WRITTEN PROBLEM:
For each line in the data below that holds "there", return a copy.

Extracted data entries

━━━

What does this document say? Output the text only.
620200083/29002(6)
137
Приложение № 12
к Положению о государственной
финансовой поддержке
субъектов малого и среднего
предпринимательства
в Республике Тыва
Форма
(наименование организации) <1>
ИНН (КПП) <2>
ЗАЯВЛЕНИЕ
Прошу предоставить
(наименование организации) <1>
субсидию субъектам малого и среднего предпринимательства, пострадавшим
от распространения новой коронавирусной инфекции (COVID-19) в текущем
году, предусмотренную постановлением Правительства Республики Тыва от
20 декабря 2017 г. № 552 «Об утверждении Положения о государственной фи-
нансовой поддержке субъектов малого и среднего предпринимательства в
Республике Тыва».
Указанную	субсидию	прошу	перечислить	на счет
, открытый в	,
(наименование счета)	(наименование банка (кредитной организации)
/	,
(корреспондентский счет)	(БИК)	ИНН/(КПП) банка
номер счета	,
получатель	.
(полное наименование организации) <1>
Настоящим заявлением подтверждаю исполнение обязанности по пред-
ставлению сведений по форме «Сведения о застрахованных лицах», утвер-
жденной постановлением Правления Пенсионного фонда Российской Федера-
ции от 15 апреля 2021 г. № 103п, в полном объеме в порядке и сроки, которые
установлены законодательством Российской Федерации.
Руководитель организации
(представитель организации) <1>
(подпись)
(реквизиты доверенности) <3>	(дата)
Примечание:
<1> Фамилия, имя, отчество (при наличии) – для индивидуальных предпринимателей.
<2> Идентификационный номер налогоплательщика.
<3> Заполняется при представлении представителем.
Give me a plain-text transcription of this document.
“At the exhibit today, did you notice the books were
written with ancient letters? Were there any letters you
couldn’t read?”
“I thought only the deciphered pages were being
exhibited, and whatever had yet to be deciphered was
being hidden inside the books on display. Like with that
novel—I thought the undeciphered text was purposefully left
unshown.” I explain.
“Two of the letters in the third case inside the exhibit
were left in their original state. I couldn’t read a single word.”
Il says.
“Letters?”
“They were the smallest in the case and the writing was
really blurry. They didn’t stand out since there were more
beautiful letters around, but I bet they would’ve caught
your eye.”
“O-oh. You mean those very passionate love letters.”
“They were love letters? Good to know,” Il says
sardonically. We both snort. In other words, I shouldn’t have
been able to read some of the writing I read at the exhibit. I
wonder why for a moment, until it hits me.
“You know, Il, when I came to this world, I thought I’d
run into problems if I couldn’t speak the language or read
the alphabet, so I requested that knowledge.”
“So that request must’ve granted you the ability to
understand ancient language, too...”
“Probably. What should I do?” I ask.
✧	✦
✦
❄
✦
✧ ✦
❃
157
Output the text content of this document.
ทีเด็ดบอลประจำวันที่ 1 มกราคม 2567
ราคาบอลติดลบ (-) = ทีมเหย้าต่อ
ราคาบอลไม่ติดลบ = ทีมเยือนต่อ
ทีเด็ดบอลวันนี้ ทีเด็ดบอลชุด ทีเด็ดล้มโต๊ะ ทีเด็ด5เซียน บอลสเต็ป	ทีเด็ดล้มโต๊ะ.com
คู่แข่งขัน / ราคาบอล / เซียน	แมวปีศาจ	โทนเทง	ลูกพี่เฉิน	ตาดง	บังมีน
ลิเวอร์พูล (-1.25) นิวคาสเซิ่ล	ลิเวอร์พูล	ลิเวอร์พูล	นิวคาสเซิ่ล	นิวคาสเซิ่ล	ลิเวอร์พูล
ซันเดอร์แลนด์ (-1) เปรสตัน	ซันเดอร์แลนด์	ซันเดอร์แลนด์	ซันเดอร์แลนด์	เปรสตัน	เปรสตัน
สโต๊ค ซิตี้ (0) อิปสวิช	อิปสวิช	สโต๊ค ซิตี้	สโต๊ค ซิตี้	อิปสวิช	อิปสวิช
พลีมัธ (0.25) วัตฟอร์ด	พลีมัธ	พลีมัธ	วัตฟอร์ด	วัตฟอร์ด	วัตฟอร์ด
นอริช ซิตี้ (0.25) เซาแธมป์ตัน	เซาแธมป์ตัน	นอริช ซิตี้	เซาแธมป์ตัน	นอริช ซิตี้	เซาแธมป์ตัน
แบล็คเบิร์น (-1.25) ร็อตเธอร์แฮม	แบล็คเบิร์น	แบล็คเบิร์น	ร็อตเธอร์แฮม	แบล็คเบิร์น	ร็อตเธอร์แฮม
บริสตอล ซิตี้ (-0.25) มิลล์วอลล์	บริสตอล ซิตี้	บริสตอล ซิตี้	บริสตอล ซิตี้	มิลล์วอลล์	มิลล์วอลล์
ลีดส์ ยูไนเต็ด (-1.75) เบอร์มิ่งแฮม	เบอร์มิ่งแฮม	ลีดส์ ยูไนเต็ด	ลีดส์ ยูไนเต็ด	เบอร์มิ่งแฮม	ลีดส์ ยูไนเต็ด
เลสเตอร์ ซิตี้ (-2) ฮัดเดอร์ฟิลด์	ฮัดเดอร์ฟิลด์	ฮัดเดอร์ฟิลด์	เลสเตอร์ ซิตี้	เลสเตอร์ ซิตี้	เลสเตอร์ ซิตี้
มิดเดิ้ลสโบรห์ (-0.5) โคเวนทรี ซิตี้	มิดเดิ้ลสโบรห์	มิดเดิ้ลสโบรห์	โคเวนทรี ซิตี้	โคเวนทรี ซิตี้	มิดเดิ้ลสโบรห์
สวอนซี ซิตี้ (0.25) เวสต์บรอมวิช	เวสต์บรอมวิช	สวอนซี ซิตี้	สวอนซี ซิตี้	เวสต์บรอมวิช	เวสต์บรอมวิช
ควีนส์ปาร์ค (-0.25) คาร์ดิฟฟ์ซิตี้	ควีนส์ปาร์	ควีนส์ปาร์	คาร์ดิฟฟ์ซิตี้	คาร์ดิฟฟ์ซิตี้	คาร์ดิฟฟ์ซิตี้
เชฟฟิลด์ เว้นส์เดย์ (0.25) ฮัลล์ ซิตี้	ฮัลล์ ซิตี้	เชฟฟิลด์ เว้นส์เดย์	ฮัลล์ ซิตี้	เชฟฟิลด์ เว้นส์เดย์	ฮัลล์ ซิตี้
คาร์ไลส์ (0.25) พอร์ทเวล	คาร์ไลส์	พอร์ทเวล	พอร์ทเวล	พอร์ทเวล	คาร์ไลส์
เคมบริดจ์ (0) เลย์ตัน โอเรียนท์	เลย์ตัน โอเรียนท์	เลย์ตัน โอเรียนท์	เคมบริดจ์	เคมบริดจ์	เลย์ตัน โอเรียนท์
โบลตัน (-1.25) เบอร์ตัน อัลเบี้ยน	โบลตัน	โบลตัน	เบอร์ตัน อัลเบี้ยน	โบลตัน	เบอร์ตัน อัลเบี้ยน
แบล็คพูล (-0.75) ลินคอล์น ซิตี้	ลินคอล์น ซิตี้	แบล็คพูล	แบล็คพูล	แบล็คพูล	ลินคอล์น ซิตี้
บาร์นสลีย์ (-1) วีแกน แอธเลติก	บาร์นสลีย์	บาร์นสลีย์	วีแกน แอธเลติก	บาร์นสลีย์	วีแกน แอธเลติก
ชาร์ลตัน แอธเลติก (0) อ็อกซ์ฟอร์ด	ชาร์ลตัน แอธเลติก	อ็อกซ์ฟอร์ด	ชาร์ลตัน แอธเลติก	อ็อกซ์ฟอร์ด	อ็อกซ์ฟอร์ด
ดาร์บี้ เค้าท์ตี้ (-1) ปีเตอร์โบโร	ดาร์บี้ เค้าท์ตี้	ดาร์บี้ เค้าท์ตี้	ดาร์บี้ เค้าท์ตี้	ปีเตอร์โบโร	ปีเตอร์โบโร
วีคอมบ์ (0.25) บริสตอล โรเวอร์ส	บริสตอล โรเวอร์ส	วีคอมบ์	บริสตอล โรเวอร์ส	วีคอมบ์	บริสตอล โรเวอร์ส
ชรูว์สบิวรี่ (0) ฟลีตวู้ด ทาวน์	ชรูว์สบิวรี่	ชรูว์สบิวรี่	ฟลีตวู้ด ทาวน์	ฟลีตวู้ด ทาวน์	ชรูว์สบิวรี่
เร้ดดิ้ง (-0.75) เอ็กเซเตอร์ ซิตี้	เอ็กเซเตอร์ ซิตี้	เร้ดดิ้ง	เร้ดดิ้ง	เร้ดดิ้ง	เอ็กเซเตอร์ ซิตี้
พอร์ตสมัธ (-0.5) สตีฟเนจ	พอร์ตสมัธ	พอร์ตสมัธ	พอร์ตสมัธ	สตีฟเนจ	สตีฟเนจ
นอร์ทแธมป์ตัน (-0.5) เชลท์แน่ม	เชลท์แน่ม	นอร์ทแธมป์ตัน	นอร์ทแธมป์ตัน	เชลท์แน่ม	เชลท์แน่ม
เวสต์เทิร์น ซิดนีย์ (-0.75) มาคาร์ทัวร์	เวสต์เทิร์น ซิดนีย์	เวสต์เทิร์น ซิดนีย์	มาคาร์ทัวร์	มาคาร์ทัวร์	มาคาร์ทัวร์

━━━

REPLY TO THE EXERCISE:
written with ancient letters? Were there any letters you
really blurry. They didn’t stand out since there were more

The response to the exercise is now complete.